Dataset entries:
## Start

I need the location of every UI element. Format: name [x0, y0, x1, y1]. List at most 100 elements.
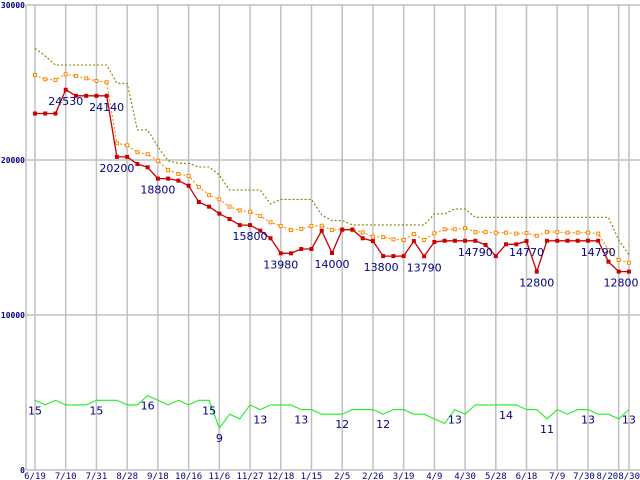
- marker-min: [391, 254, 396, 259]
- price-label: 18800: [140, 184, 175, 197]
- marker-average: [514, 231, 519, 236]
- marker-average: [391, 237, 396, 242]
- marker-min: [227, 217, 232, 222]
- series-line-count: [34, 394, 630, 430]
- marker-average: [248, 209, 253, 214]
- marker-average: [114, 141, 119, 146]
- marker-min: [545, 238, 549, 243]
- marker-min: [585, 238, 590, 243]
- x-tick-label: 6/19: [24, 472, 46, 480]
- marker-average: [545, 230, 549, 235]
- marker-average: [237, 208, 242, 213]
- marker-min: [278, 251, 283, 256]
- x-tick-label: 5/28: [485, 472, 507, 480]
- marker-min: [114, 154, 119, 159]
- marker-average: [606, 248, 611, 253]
- price-label: 14000: [314, 258, 349, 271]
- series-group: [33, 47, 631, 430]
- x-tick-label: 3/19: [393, 472, 415, 480]
- x-tick-label: 4/30: [454, 472, 476, 480]
- marker-min: [319, 228, 324, 233]
- price-label: 13790: [407, 261, 442, 274]
- marker-average: [319, 223, 324, 228]
- marker-average: [504, 230, 509, 235]
- marker-min: [63, 87, 68, 92]
- y-tick-label: 30000: [1, 1, 25, 10]
- marker-min: [504, 242, 509, 247]
- price-label: 14790: [458, 246, 493, 259]
- x-tick-label: 7/31: [86, 472, 108, 480]
- marker-average: [442, 227, 447, 232]
- marker-average: [33, 73, 37, 78]
- count-label: 15: [202, 404, 216, 417]
- marker-average: [463, 226, 468, 231]
- marker-min: [422, 254, 427, 259]
- count-label: 13: [622, 414, 636, 427]
- marker-min: [473, 238, 478, 243]
- price-label: 15800: [233, 230, 268, 243]
- marker-min: [442, 238, 447, 243]
- y-tick-label: 0: [20, 466, 25, 475]
- marker-min: [155, 176, 160, 181]
- marker-min: [289, 251, 293, 256]
- marker-average: [452, 227, 457, 232]
- price-label: 24140: [89, 101, 124, 114]
- x-tick-label: 6/18: [516, 472, 538, 480]
- marker-min: [483, 242, 488, 247]
- x-tick-label: 1/15: [301, 472, 323, 480]
- marker-min: [217, 211, 222, 216]
- marker-average: [258, 213, 263, 218]
- marker-average: [135, 150, 140, 155]
- marker-min: [370, 239, 375, 244]
- marker-min: [340, 227, 345, 232]
- marker-min: [145, 165, 150, 170]
- marker-average: [227, 204, 232, 209]
- x-tick-label: 8/28: [116, 472, 138, 480]
- marker-min: [524, 239, 529, 244]
- price-label: 14770: [509, 246, 544, 259]
- marker-average: [94, 78, 99, 83]
- y-tick-label: 10000: [1, 311, 25, 320]
- marker-min: [125, 154, 130, 159]
- marker-min: [237, 223, 242, 228]
- price-label: 13800: [364, 261, 399, 274]
- marker-average: [289, 228, 293, 233]
- grid: [25, 4, 640, 471]
- marker-min: [248, 223, 253, 228]
- marker-min: [514, 242, 519, 247]
- count-label: 13: [294, 414, 308, 427]
- series-line-min: [35, 88, 629, 274]
- marker-average: [483, 230, 488, 235]
- count-label: 14: [499, 409, 513, 422]
- marker-min: [463, 238, 468, 243]
- x-tick-label: 7/10: [55, 472, 77, 480]
- x-tick-label: 12/18: [267, 472, 294, 480]
- marker-min: [43, 111, 48, 116]
- marker-average: [329, 228, 334, 233]
- count-label: 12: [376, 418, 390, 431]
- marker-average: [565, 230, 570, 235]
- marker-average: [299, 226, 304, 231]
- price-label: 20200: [99, 162, 134, 175]
- marker-min: [135, 162, 140, 167]
- marker-average: [53, 78, 58, 83]
- marker-average: [84, 76, 89, 81]
- marker-average: [268, 220, 273, 225]
- marker-min: [176, 178, 181, 183]
- marker-min: [565, 238, 570, 243]
- marker-min: [432, 239, 437, 244]
- x-tick-label: 7/30: [573, 472, 595, 480]
- y-tick-label: 20000: [1, 156, 25, 165]
- marker-min: [196, 200, 201, 205]
- x-tick-label: 4/9: [426, 472, 442, 480]
- marker-average: [493, 230, 498, 235]
- price-label: 13980: [263, 258, 298, 271]
- x-tick-label: 2/5: [334, 472, 350, 480]
- price-label: 14790: [581, 246, 616, 259]
- marker-average: [360, 230, 365, 235]
- price-label: 12800: [519, 277, 554, 290]
- marker-average: [176, 171, 181, 176]
- marker-average: [63, 72, 68, 77]
- marker-average: [432, 231, 437, 236]
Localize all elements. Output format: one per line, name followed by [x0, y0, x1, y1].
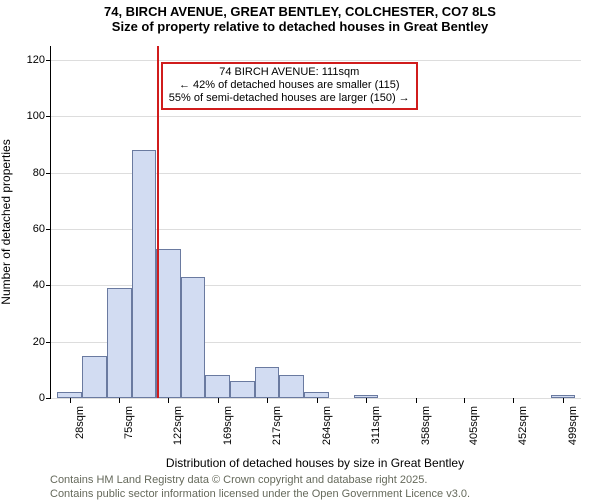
gridline — [51, 173, 581, 174]
chart-container: { "title": { "line1": "74, BIRCH AVENUE,… — [0, 4, 600, 504]
x-tick-mark — [563, 398, 564, 403]
attribution-footer: Contains HM Land Registry data © Crown c… — [50, 474, 470, 502]
histogram-bar — [181, 277, 205, 398]
histogram-bar — [230, 381, 255, 398]
y-tick-mark — [46, 229, 51, 230]
x-tick-mark — [119, 398, 120, 403]
x-tick-mark — [267, 398, 268, 403]
x-tick-label: 311sqm — [370, 406, 382, 444]
histogram-bar — [255, 367, 279, 398]
x-tick-label: 217sqm — [271, 406, 283, 445]
title-line-1: 74, BIRCH AVENUE, GREAT BENTLEY, COLCHES… — [0, 4, 600, 19]
x-tick-label: 452sqm — [517, 406, 529, 445]
x-tick-label: 75sqm — [123, 406, 135, 439]
gridline — [51, 116, 581, 117]
footer-line-2: Contains public sector information licen… — [50, 488, 470, 502]
reference-line — [157, 46, 159, 398]
x-tick-mark — [464, 398, 465, 403]
x-tick-mark — [218, 398, 219, 403]
histogram-bar — [279, 375, 304, 398]
y-tick-mark — [46, 173, 51, 174]
x-tick-label: 358sqm — [420, 406, 432, 445]
y-tick-label: 60 — [33, 223, 45, 235]
histogram-bar — [132, 150, 156, 398]
x-tick-label: 122sqm — [172, 406, 184, 445]
x-tick-label: 28sqm — [74, 406, 86, 439]
annotation-line-2: ← 42% of detached houses are smaller (11… — [169, 79, 410, 92]
x-tick-mark — [317, 398, 318, 403]
annotation-line-3: 55% of semi-detached houses are larger (… — [169, 92, 410, 105]
y-tick-mark — [46, 342, 51, 343]
histogram-bar — [205, 375, 230, 398]
y-tick-label: 120 — [27, 54, 45, 66]
x-tick-label: 405sqm — [468, 406, 480, 445]
x-tick-mark — [513, 398, 514, 403]
x-axis-label: Distribution of detached houses by size … — [166, 456, 464, 470]
y-tick-label: 80 — [33, 167, 45, 179]
histogram-bar — [156, 249, 181, 398]
x-tick-mark — [416, 398, 417, 403]
title-line-2: Size of property relative to detached ho… — [0, 19, 600, 34]
y-tick-label: 100 — [27, 110, 45, 122]
y-axis-label: Number of detached properties — [0, 139, 13, 304]
plot-area: 02040608010012028sqm75sqm122sqm169sqm217… — [50, 46, 581, 399]
y-tick-mark — [46, 116, 51, 117]
histogram-bar — [107, 288, 132, 398]
annotation-box: 74 BIRCH AVENUE: 111sqm← 42% of detached… — [161, 62, 418, 110]
y-tick-mark — [46, 285, 51, 286]
gridline — [51, 285, 581, 286]
x-tick-mark — [366, 398, 367, 403]
y-tick-mark — [46, 60, 51, 61]
x-tick-mark — [70, 398, 71, 403]
gridline — [51, 60, 581, 61]
x-tick-mark — [168, 398, 169, 403]
x-tick-label: 264sqm — [321, 406, 333, 445]
y-tick-label: 20 — [33, 336, 45, 348]
chart-title: 74, BIRCH AVENUE, GREAT BENTLEY, COLCHES… — [0, 4, 600, 34]
y-tick-mark — [46, 398, 51, 399]
gridline — [51, 229, 581, 230]
x-tick-label: 169sqm — [222, 406, 234, 445]
footer-line-1: Contains HM Land Registry data © Crown c… — [50, 474, 470, 488]
y-tick-label: 0 — [39, 392, 45, 404]
x-tick-label: 499sqm — [567, 406, 579, 445]
y-tick-label: 40 — [33, 279, 45, 291]
histogram-bar — [82, 356, 106, 398]
annotation-line-1: 74 BIRCH AVENUE: 111sqm — [169, 66, 410, 79]
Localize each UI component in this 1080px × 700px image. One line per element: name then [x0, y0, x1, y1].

## End

Task prompt.
Copy the lines unchanged, starting at the line containing "- marker-min: [391, 254, 396, 259]" and ending after the line containing "- marker-min: [289, 251, 293, 256]".

Task response.
- marker-min: [391, 254, 396, 259]
- price-label: 18800: [140, 184, 175, 197]
- marker-average: [514, 231, 519, 236]
- marker-average: [391, 237, 396, 242]
- marker-min: [227, 217, 232, 222]
- series-line-count: [34, 394, 630, 430]
- marker-average: [248, 209, 253, 214]
- marker-average: [114, 141, 119, 146]
- marker-min: [545, 238, 549, 243]
- marker-min: [585, 238, 590, 243]
- x-tick-label: 6/19: [24, 472, 46, 480]
- marker-average: [545, 230, 549, 235]
- marker-average: [237, 208, 242, 213]
- marker-min: [278, 251, 283, 256]
- x-tick-label: 5/28: [485, 472, 507, 480]
- marker-min: [114, 154, 119, 159]
- marker-average: [606, 248, 611, 253]
- price-label: 14000: [314, 258, 349, 271]
- series-group: [33, 47, 631, 430]
- x-tick-label: 3/19: [393, 472, 415, 480]
- x-tick-label: 4/30: [454, 472, 476, 480]
- marker-min: [319, 228, 324, 233]
- price-label: 13790: [407, 261, 442, 274]
- marker-average: [319, 223, 324, 228]
- marker-average: [504, 230, 509, 235]
- marker-min: [63, 87, 68, 92]
- y-tick-label: 30000: [1, 1, 25, 10]
- marker-min: [504, 242, 509, 247]
- price-label: 14790: [458, 246, 493, 259]
- x-tick-label: 7/31: [86, 472, 108, 480]
- marker-average: [442, 227, 447, 232]
- marker-average: [33, 73, 37, 78]
- count-label: 15: [202, 404, 216, 417]
- marker-average: [463, 226, 468, 231]
- marker-min: [422, 254, 427, 259]
- count-label: 13: [622, 414, 636, 427]
- marker-min: [473, 238, 478, 243]
- price-label: 15800: [233, 230, 268, 243]
- marker-min: [442, 238, 447, 243]
- y-tick-label: 0: [20, 466, 25, 475]
- marker-min: [155, 176, 160, 181]
- marker-min: [289, 251, 293, 256]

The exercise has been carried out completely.